** Written problem **
Check each line of the material below for "Exposed". Report how many have it, with no other words.

** Supplied material **
+ + +

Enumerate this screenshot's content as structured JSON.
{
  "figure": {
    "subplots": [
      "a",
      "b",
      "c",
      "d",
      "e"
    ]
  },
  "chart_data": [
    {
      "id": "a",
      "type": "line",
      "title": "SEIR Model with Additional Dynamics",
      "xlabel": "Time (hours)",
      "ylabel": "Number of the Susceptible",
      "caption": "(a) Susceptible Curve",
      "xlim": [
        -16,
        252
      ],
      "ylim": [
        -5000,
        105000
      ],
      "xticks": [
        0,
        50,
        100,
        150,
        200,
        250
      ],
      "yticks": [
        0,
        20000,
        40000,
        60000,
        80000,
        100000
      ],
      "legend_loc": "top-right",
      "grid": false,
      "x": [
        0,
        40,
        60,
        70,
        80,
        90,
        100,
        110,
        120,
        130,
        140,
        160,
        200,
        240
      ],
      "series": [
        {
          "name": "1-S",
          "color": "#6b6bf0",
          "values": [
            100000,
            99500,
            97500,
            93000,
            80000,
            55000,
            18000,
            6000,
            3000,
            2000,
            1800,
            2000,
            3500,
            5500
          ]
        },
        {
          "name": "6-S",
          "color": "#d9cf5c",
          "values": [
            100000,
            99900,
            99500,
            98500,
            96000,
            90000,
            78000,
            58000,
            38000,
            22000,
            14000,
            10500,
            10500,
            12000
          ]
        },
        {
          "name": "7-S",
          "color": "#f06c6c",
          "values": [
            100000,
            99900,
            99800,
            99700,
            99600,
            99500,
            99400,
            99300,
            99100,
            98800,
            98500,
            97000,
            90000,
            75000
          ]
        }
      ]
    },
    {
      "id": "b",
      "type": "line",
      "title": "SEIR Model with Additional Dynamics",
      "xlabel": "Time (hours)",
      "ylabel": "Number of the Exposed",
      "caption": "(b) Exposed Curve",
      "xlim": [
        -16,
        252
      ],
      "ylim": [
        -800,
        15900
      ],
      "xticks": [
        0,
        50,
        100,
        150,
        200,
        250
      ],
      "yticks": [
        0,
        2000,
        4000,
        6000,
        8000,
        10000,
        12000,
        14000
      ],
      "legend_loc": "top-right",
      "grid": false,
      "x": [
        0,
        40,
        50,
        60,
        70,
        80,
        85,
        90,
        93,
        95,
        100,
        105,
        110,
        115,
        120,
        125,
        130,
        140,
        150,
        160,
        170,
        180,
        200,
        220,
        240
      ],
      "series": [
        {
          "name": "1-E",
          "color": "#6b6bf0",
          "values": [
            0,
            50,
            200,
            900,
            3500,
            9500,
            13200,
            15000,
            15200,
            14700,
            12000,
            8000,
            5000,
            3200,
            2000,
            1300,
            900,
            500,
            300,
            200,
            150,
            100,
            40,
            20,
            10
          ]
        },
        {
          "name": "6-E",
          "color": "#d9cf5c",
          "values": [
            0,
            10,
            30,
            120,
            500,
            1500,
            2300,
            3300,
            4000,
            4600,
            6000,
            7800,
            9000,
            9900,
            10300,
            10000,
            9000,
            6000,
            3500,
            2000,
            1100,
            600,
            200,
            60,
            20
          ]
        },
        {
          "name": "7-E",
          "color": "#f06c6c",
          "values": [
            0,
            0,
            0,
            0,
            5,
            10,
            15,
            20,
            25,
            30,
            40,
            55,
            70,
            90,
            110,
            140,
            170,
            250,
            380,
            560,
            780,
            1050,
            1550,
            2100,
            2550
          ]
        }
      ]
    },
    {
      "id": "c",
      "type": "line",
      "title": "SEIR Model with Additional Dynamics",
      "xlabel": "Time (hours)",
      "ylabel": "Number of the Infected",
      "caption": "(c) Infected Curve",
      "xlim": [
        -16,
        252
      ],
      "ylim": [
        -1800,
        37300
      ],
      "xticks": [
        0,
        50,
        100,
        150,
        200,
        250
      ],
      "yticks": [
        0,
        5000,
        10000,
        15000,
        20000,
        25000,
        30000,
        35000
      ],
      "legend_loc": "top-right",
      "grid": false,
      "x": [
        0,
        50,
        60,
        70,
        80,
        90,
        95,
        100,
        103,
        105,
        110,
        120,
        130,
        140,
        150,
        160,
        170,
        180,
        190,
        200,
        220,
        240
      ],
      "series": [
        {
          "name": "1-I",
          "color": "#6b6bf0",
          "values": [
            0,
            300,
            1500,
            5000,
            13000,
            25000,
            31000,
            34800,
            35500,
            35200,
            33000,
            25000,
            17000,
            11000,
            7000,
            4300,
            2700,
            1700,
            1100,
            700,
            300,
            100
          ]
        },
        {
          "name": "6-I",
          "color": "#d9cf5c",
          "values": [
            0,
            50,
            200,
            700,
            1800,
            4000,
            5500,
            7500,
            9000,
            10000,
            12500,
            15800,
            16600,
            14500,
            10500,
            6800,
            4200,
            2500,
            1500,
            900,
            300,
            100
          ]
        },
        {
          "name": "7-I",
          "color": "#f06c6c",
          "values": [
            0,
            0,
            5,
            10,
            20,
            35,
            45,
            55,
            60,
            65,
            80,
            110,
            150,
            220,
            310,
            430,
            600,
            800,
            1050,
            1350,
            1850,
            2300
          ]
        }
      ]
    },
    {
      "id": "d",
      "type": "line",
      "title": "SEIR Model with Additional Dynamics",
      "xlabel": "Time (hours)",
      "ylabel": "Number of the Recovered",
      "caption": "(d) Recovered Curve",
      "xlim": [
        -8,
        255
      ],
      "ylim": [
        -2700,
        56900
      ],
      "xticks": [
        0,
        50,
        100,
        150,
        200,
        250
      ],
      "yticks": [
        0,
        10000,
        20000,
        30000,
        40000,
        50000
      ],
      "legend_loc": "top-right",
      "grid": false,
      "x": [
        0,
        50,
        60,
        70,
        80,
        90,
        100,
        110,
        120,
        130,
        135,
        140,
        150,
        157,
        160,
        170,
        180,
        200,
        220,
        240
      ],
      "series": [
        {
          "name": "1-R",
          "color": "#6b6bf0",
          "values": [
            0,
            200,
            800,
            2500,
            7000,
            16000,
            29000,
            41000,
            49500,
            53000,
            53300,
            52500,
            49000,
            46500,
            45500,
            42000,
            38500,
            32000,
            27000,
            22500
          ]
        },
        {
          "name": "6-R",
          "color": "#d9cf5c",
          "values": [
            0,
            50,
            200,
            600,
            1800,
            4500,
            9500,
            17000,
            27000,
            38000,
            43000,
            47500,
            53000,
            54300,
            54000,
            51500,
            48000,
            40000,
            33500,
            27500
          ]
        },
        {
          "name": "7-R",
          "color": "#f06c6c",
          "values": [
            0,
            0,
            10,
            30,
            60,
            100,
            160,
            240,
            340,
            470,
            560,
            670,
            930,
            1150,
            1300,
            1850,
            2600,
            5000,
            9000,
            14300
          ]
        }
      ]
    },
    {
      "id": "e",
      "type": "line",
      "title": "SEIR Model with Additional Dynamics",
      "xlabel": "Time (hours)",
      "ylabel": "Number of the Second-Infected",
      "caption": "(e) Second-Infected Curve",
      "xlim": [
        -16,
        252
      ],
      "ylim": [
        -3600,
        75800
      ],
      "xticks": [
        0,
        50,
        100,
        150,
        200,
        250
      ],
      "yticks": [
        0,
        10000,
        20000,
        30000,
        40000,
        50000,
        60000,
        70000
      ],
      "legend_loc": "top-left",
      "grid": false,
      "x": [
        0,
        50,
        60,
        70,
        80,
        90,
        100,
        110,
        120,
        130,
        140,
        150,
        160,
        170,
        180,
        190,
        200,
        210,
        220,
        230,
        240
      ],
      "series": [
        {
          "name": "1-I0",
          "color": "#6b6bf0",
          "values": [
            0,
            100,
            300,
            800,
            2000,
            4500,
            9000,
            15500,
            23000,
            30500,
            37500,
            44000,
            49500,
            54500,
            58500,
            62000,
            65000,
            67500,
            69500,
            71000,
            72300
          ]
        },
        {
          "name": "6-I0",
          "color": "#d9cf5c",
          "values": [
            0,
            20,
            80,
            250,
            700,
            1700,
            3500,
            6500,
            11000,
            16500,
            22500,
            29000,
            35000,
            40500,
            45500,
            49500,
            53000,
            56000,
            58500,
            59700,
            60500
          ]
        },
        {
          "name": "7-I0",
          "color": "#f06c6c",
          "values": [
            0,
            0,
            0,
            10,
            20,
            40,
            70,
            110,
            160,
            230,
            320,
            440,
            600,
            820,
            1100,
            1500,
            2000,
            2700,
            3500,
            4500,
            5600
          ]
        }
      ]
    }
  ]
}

+ + +

** Finished exercise **
2